:: To do ::
Quote all entries exactly, leaving pictures aside.

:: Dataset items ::
▬▬▬▬▬▬▬▬▬▬

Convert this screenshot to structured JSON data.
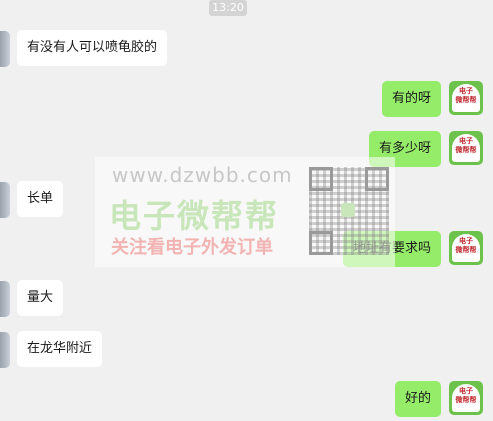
{
  "chat": {
    "timestamp": "13:20",
    "messages": [
      {
        "side": "left",
        "text": "有没有人可以喷龟胶的"
      },
      {
        "side": "right",
        "text": "有的呀"
      },
      {
        "side": "right",
        "text": "有多少呀"
      },
      {
        "side": "left",
        "text": "长单"
      },
      {
        "side": "right",
        "text": "地址有要求吗"
      },
      {
        "side": "left",
        "text": "量大"
      },
      {
        "side": "left",
        "text": "在龙华附近"
      },
      {
        "side": "right",
        "text": "好的"
      }
    ]
  },
  "avatar": {
    "line1": "电子",
    "line2": "微帮帮"
  },
  "watermark": {
    "url": "www.dzwbb.com",
    "brand": "电子微帮帮",
    "slogan": "关注看电子外发订单"
  }
}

▬▬▬▬▬▬▬▬▬▬

:: Output ::
Convert this screenshot to structured JSON data.
{
  "chat": {
    "timestamp": "13:20",
    "messages": [
      {
        "side": "left",
        "text": "有没有人可以喷龟胶的"
      },
      {
        "side": "right",
        "text": "有的呀"
      },
      {
        "side": "right",
        "text": "有多少呀"
      },
      {
        "side": "left",
        "text": "长单"
      },
      {
        "side": "right",
        "text": "地址有要求吗"
      },
      {
        "side": "left",
        "text": "量大"
      },
      {
        "side": "left",
        "text": "在龙华附近"
      },
      {
        "side": "right",
        "text": "好的"
      }
    ]
  },
  "avatar": {
    "line1": "电子",
    "line2": "微帮帮"
  },
  "watermark": {
    "url": "www.dzwbb.com",
    "brand": "电子微帮帮",
    "slogan": "关注看电子外发订单"
  }
}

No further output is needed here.